Work instructions — Repeat everything in the material exactly.

(Dataset records)
[Begin]

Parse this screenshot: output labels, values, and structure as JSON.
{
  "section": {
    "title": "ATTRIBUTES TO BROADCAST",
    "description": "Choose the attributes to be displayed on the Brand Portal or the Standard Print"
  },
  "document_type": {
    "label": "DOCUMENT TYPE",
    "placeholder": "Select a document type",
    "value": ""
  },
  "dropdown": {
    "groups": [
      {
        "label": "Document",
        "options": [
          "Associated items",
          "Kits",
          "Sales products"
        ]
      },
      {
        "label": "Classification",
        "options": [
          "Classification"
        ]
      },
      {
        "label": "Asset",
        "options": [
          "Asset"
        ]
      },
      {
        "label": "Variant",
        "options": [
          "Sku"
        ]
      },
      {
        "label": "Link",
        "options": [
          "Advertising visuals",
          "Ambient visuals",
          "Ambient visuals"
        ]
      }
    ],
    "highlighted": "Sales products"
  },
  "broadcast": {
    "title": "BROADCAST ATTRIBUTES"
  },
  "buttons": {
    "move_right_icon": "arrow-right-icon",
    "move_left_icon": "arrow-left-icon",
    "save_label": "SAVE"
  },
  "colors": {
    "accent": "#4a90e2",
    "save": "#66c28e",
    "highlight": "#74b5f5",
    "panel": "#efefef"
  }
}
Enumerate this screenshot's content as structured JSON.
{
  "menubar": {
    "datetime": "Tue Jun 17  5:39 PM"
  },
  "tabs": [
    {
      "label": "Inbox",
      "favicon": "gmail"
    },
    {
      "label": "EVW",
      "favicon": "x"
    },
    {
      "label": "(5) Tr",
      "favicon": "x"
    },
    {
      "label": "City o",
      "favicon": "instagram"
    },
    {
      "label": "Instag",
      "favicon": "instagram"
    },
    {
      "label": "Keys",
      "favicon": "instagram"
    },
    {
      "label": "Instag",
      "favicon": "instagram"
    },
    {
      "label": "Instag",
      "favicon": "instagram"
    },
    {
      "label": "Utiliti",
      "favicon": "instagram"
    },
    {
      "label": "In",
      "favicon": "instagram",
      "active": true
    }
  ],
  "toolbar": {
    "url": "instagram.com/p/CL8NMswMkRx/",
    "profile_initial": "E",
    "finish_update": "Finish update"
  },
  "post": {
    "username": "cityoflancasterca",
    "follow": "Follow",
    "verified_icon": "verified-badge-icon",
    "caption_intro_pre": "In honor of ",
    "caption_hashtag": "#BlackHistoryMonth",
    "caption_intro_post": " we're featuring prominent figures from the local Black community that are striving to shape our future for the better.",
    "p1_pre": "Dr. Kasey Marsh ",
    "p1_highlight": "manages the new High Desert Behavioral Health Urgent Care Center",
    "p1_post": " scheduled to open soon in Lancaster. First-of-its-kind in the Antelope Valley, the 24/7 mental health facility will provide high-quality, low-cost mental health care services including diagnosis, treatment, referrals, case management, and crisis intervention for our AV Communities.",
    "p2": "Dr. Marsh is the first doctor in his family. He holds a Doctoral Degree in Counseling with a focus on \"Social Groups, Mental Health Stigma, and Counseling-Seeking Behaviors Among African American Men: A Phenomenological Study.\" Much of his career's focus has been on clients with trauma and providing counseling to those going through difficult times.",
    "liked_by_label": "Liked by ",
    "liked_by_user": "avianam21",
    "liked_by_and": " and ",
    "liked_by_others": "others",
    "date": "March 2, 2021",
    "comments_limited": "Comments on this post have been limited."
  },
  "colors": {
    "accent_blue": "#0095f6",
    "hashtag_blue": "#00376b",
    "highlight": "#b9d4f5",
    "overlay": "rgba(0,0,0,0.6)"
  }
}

[End]

The solution —
Parse this screenshot: output labels, values, and structure as JSON.
{
  "section": {
    "title": "ATTRIBUTES TO BROADCAST",
    "description": "Choose the attributes to be displayed on the Brand Portal or the Standard Print"
  },
  "document_type": {
    "label": "DOCUMENT TYPE",
    "placeholder": "Select a document type",
    "value": ""
  },
  "dropdown": {
    "groups": [
      {
        "label": "Document",
        "options": [
          "Associated items",
          "Kits",
          "Sales products"
        ]
      },
      {
        "label": "Classification",
        "options": [
          "Classification"
        ]
      },
      {
        "label": "Asset",
        "options": [
          "Asset"
        ]
      },
      {
        "label": "Variant",
        "options": [
          "Sku"
        ]
      },
      {
        "label": "Link",
        "options": [
          "Advertising visuals",
          "Ambient visuals",
          "Ambient visuals"
        ]
      }
    ],
    "highlighted": "Sales products"
  },
  "broadcast": {
    "title": "BROADCAST ATTRIBUTES"
  },
  "buttons": {
    "move_right_icon": "arrow-right-icon",
    "move_left_icon": "arrow-left-icon",
    "save_label": "SAVE"
  },
  "colors": {
    "accent": "#4a90e2",
    "save": "#66c28e",
    "highlight": "#74b5f5",
    "panel": "#efefef"
  }
}
Enumerate this screenshot's content as structured JSON.
{
  "menubar": {
    "datetime": "Tue Jun 17  5:39 PM"
  },
  "tabs": [
    {
      "label": "Inbox",
      "favicon": "gmail"
    },
    {
      "label": "EVW",
      "favicon": "x"
    },
    {
      "label": "(5) Tr",
      "favicon": "x"
    },
    {
      "label": "City o",
      "favicon": "instagram"
    },
    {
      "label": "Instag",
      "favicon": "instagram"
    },
    {
      "label": "Keys",
      "favicon": "instagram"
    },
    {
      "label": "Instag",
      "favicon": "instagram"
    },
    {
      "label": "Instag",
      "favicon": "instagram"
    },
    {
      "label": "Utiliti",
      "favicon": "instagram"
    },
    {
      "label": "In",
      "favicon": "instagram",
      "active": true
    }
  ],
  "toolbar": {
    "url": "instagram.com/p/CL8NMswMkRx/",
    "profile_initial": "E",
    "finish_update": "Finish update"
  },
  "post": {
    "username": "cityoflancasterca",
    "follow": "Follow",
    "verified_icon": "verified-badge-icon",
    "caption_intro_pre": "In honor of ",
    "caption_hashtag": "#BlackHistoryMonth",
    "caption_intro_post": " we're featuring prominent figures from the local Black community that are striving to shape our future for the better.",
    "p1_pre": "Dr. Kasey Marsh ",
    "p1_highlight": "manages the new High Desert Behavioral Health Urgent Care Center",
    "p1_post": " scheduled to open soon in Lancaster. First-of-its-kind in the Antelope Valley, the 24/7 mental health facility will provide high-quality, low-cost mental health care services including diagnosis, treatment, referrals, case management, and crisis intervention for our AV Communities.",
    "p2": "Dr. Marsh is the first doctor in his family. He holds a Doctoral Degree in Counseling with a focus on \"Social Groups, Mental Health Stigma, and Counseling-Seeking Behaviors Among African American Men: A Phenomenological Study.\" Much of his career's focus has been on clients with trauma and providing counseling to those going through difficult times.",
    "liked_by_label": "Liked by ",
    "liked_by_user": "avianam21",
    "liked_by_and": " and ",
    "liked_by_others": "others",
    "date": "March 2, 2021",
    "comments_limited": "Comments on this post have been limited."
  },
  "colors": {
    "accent_blue": "#0095f6",
    "hashtag_blue": "#00376b",
    "highlight": "#b9d4f5",
    "overlay": "rgba(0,0,0,0.6)"
  }
}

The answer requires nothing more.